■ **YOUR INSTRUCTIONS**
Take the entries below and print all of them exactly, please.
───── DATA PROVIDED ─────
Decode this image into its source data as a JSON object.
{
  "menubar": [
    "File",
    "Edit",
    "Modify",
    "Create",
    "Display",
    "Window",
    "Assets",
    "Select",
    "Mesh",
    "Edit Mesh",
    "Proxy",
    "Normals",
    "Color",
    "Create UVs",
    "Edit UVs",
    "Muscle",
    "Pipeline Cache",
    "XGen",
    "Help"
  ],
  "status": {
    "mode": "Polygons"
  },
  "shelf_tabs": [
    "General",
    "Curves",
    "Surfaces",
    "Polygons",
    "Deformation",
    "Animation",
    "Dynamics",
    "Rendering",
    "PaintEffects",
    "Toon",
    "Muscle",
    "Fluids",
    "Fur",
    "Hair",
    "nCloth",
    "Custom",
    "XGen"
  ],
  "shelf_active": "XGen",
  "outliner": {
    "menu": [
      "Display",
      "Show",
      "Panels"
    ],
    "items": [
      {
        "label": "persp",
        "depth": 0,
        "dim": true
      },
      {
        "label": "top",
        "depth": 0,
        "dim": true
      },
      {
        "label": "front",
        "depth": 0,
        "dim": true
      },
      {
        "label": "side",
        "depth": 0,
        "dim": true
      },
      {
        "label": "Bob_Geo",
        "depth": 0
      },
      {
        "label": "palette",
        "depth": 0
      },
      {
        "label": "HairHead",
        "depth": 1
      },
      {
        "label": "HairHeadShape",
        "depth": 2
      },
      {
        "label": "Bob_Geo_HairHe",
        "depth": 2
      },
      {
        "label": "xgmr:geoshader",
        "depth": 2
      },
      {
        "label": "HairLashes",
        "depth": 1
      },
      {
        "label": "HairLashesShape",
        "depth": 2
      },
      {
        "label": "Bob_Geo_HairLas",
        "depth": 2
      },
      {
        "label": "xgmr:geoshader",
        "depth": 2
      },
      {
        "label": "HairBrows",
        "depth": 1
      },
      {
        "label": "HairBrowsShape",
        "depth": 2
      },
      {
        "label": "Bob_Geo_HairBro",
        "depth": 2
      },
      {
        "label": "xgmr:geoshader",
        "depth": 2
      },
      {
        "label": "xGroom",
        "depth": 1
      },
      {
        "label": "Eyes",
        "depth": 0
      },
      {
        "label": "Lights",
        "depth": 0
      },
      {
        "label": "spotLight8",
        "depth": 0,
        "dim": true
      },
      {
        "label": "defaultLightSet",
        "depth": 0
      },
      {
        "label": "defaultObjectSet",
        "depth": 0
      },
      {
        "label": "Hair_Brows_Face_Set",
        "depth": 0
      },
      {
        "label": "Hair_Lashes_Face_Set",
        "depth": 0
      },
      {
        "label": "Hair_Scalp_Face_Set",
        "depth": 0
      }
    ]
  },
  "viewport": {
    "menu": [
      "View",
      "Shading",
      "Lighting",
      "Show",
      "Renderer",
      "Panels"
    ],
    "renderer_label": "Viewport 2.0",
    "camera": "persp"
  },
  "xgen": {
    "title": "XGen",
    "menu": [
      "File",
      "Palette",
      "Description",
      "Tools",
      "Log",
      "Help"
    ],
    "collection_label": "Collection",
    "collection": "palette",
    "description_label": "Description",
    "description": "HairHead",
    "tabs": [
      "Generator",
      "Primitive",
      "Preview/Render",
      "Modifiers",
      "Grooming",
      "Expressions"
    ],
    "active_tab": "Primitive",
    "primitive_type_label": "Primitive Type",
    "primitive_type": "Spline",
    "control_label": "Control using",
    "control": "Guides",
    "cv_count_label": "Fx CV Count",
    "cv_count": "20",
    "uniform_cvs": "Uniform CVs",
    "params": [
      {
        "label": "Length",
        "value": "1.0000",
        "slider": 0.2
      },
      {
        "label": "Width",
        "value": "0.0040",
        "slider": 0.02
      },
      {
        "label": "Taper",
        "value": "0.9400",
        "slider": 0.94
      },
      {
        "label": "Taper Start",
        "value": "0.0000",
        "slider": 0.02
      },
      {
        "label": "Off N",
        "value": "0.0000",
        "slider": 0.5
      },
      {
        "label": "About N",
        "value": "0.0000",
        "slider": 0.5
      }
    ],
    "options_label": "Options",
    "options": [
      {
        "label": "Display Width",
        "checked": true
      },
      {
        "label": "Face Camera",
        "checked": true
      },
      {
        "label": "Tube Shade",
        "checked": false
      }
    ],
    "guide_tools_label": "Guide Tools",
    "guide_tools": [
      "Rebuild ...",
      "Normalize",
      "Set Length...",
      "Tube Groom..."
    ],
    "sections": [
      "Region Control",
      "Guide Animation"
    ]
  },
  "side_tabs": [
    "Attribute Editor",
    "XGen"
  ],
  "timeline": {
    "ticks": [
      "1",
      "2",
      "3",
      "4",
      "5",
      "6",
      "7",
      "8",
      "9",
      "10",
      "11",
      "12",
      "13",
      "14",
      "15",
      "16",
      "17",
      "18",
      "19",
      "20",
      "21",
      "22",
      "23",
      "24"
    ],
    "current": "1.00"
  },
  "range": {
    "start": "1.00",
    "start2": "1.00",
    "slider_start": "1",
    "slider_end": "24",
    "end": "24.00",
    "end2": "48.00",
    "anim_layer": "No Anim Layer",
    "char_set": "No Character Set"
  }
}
─────
■ **WRITTEN RESPONSE**
Decode this image into its source data as a JSON object.
{
  "menubar": [
    "File",
    "Edit",
    "Modify",
    "Create",
    "Display",
    "Window",
    "Assets",
    "Select",
    "Mesh",
    "Edit Mesh",
    "Proxy",
    "Normals",
    "Color",
    "Create UVs",
    "Edit UVs",
    "Muscle",
    "Pipeline Cache",
    "XGen",
    "Help"
  ],
  "status": {
    "mode": "Polygons"
  },
  "shelf_tabs": [
    "General",
    "Curves",
    "Surfaces",
    "Polygons",
    "Deformation",
    "Animation",
    "Dynamics",
    "Rendering",
    "PaintEffects",
    "Toon",
    "Muscle",
    "Fluids",
    "Fur",
    "Hair",
    "nCloth",
    "Custom",
    "XGen"
  ],
  "shelf_active": "XGen",
  "outliner": {
    "menu": [
      "Display",
      "Show",
      "Panels"
    ],
    "items": [
      {
        "label": "persp",
        "depth": 0,
        "dim": true
      },
      {
        "label": "top",
        "depth": 0,
        "dim": true
      },
      {
        "label": "front",
        "depth": 0,
        "dim": true
      },
      {
        "label": "side",
        "depth": 0,
        "dim": true
      },
      {
        "label": "Bob_Geo",
        "depth": 0
      },
      {
        "label": "palette",
        "depth": 0
      },
      {
        "label": "HairHead",
        "depth": 1
      },
      {
        "label": "HairHeadShape",
        "depth": 2
      },
      {
        "label": "Bob_Geo_HairHe",
        "depth": 2
      },
      {
        "label": "xgmr:geoshader",
        "depth": 2
      },
      {
        "label": "HairLashes",
        "depth": 1
      },
      {
        "label": "HairLashesShape",
        "depth": 2
      },
      {
        "label": "Bob_Geo_HairLas",
        "depth": 2
      },
      {
        "label": "xgmr:geoshader",
        "depth": 2
      },
      {
        "label": "HairBrows",
        "depth": 1
      },
      {
        "label": "HairBrowsShape",
        "depth": 2
      },
      {
        "label": "Bob_Geo_HairBro",
        "depth": 2
      },
      {
        "label": "xgmr:geoshader",
        "depth": 2
      },
      {
        "label": "xGroom",
        "depth": 1
      },
      {
        "label": "Eyes",
        "depth": 0
      },
      {
        "label": "Lights",
        "depth": 0
      },
      {
        "label": "spotLight8",
        "depth": 0,
        "dim": true
      },
      {
        "label": "defaultLightSet",
        "depth": 0
      },
      {
        "label": "defaultObjectSet",
        "depth": 0
      },
      {
        "label": "Hair_Brows_Face_Set",
        "depth": 0
      },
      {
        "label": "Hair_Lashes_Face_Set",
        "depth": 0
      },
      {
        "label": "Hair_Scalp_Face_Set",
        "depth": 0
      }
    ]
  },
  "viewport": {
    "menu": [
      "View",
      "Shading",
      "Lighting",
      "Show",
      "Renderer",
      "Panels"
    ],
    "renderer_label": "Viewport 2.0",
    "camera": "persp"
  },
  "xgen": {
    "title": "XGen",
    "menu": [
      "File",
      "Palette",
      "Description",
      "Tools",
      "Log",
      "Help"
    ],
    "collection_label": "Collection",
    "collection": "palette",
    "description_label": "Description",
    "description": "HairHead",
    "tabs": [
      "Generator",
      "Primitive",
      "Preview/Render",
      "Modifiers",
      "Grooming",
      "Expressions"
    ],
    "active_tab": "Primitive",
    "primitive_type_label": "Primitive Type",
    "primitive_type": "Spline",
    "control_label": "Control using",
    "control": "Guides",
    "cv_count_label": "Fx CV Count",
    "cv_count": "20",
    "uniform_cvs": "Uniform CVs",
    "params": [
      {
        "label": "Length",
        "value": "1.0000",
        "slider": 0.2
      },
      {
        "label": "Width",
        "value": "0.0040",
        "slider": 0.02
      },
      {
        "label": "Taper",
        "value": "0.9400",
        "slider": 0.94
      },
      {
        "label": "Taper Start",
        "value": "0.0000",
        "slider": 0.02
      },
      {
        "label": "Off N",
        "value": "0.0000",
        "slider": 0.5
      },
      {
        "label": "About N",
        "value": "0.0000",
        "slider": 0.5
      }
    ],
    "options_label": "Options",
    "options": [
      {
        "label": "Display Width",
        "checked": true
      },
      {
        "label": "Face Camera",
        "checked": true
      },
      {
        "label": "Tube Shade",
        "checked": false
      }
    ],
    "guide_tools_label": "Guide Tools",
    "guide_tools": [
      "Rebuild ...",
      "Normalize",
      "Set Length...",
      "Tube Groom..."
    ],
    "sections": [
      "Region Control",
      "Guide Animation"
    ]
  },
  "side_tabs": [
    "Attribute Editor",
    "XGen"
  ],
  "timeline": {
    "ticks": [
      "1",
      "2",
      "3",
      "4",
      "5",
      "6",
      "7",
      "8",
      "9",
      "10",
      "11",
      "12",
      "13",
      "14",
      "15",
      "16",
      "17",
      "18",
      "19",
      "20",
      "21",
      "22",
      "23",
      "24"
    ],
    "current": "1.00"
  },
  "range": {
    "start": "1.00",
    "start2": "1.00",
    "slider_start": "1",
    "slider_end": "24",
    "end": "24.00",
    "end2": "48.00",
    "anim_layer": "No Anim Layer",
    "char_set": "No Character Set"
  }
}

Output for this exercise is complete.